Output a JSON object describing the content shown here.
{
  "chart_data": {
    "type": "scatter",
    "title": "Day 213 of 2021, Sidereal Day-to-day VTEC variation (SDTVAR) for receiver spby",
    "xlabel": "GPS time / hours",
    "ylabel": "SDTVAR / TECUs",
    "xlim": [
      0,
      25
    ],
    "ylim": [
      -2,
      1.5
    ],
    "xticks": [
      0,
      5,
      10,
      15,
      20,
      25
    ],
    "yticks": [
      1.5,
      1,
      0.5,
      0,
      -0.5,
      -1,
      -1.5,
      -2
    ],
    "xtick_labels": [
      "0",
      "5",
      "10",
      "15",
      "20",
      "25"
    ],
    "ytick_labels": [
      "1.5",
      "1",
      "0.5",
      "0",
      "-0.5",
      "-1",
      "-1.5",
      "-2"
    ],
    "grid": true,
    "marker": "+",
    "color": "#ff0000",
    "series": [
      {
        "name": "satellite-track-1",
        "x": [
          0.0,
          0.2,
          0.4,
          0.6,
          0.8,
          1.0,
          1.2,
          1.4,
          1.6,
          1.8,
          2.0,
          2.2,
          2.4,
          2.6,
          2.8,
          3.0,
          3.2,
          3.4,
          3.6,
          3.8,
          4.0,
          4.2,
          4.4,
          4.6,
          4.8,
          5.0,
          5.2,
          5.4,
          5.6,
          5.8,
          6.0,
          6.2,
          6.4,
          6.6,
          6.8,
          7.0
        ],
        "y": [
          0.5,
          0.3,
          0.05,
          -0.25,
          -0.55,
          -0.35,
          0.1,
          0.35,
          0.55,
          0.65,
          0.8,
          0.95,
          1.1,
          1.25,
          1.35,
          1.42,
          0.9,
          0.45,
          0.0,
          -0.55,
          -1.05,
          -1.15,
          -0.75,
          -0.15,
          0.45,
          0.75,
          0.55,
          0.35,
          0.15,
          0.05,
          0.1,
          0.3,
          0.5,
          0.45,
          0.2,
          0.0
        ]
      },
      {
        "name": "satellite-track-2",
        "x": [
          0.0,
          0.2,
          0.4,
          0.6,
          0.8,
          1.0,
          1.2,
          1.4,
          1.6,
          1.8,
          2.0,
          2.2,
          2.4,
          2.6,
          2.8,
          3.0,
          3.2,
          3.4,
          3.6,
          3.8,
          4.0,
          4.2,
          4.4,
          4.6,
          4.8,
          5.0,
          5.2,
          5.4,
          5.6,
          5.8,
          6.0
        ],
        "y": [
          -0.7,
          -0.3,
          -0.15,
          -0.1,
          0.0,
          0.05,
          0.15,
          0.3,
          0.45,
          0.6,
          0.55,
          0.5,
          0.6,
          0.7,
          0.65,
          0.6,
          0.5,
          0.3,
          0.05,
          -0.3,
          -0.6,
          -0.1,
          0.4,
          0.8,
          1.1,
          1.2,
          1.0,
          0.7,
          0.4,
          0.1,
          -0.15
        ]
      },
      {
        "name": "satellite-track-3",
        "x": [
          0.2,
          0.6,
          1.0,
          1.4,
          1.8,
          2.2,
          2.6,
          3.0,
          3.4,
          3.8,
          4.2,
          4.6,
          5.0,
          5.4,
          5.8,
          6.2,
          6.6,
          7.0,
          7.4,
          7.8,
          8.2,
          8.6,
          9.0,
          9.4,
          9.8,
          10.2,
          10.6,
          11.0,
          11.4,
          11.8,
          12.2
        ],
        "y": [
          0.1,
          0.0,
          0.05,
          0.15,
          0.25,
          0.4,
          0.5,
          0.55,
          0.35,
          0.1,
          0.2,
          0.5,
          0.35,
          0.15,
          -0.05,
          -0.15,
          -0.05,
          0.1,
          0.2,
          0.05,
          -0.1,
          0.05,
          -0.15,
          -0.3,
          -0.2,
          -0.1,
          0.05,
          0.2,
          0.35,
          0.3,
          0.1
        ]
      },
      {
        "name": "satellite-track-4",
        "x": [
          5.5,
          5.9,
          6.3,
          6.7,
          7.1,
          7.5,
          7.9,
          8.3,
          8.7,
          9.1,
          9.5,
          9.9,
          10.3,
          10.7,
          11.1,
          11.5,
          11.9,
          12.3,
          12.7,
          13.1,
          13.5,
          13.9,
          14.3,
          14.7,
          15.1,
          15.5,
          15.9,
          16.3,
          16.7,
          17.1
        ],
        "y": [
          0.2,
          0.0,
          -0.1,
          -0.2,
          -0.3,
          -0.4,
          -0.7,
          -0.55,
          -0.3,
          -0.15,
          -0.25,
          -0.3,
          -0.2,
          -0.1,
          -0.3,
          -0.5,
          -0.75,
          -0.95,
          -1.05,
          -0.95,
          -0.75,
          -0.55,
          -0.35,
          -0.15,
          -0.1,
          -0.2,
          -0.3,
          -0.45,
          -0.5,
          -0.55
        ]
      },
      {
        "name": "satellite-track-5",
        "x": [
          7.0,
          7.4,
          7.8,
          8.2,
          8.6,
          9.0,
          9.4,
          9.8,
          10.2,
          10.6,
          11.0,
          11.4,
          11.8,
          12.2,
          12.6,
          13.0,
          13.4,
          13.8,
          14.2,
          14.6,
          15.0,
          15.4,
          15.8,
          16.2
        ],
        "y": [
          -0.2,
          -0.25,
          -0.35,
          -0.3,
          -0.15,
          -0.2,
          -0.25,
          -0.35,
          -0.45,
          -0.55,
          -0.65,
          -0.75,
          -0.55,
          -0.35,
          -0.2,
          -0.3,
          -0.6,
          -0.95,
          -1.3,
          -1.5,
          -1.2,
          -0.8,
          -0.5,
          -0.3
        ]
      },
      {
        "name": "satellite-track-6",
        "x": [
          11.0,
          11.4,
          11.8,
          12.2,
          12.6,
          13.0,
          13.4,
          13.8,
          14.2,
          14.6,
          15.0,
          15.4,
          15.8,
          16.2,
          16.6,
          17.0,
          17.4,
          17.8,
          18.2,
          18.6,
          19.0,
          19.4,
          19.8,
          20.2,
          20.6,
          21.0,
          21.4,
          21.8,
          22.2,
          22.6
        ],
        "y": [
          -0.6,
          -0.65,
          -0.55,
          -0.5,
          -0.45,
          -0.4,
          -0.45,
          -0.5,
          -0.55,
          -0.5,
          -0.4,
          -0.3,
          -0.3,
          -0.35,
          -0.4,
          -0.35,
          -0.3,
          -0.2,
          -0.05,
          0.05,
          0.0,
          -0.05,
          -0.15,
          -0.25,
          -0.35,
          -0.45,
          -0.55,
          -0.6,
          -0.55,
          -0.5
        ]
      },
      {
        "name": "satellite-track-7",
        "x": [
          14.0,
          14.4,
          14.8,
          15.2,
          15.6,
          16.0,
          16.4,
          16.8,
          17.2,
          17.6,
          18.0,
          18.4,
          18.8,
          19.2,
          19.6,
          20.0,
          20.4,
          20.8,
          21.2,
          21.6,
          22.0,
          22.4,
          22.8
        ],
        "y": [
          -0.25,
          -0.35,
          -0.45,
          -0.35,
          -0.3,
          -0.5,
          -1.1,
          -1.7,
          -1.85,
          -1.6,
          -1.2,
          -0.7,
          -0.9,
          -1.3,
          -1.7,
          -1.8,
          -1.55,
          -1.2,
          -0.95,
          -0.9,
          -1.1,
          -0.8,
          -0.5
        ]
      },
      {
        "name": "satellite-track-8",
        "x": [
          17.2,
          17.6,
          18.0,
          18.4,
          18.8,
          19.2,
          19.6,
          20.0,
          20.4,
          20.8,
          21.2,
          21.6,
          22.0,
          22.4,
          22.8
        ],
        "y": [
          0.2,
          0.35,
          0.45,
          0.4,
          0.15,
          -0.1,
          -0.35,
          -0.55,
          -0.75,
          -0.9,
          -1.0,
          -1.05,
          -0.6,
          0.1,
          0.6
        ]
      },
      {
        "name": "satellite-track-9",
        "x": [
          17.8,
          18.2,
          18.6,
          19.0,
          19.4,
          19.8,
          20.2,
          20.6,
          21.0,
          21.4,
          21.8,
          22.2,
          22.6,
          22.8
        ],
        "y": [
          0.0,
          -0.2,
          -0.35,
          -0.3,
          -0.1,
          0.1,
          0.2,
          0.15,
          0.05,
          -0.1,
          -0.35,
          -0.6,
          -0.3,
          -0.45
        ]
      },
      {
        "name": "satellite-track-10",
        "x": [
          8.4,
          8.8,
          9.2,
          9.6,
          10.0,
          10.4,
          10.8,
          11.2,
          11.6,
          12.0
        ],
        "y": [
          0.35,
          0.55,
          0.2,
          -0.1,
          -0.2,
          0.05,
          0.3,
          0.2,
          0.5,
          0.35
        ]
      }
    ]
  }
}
+++
Take each line of the material that contains the word "SDTVAR" and list it.

▶ Task output:
    "title": "Day 213 of 2021, Sidereal Day-to-day VTEC variation (SDTVAR) for receiver spby",
    "ylabel": "SDTVAR / TECUs",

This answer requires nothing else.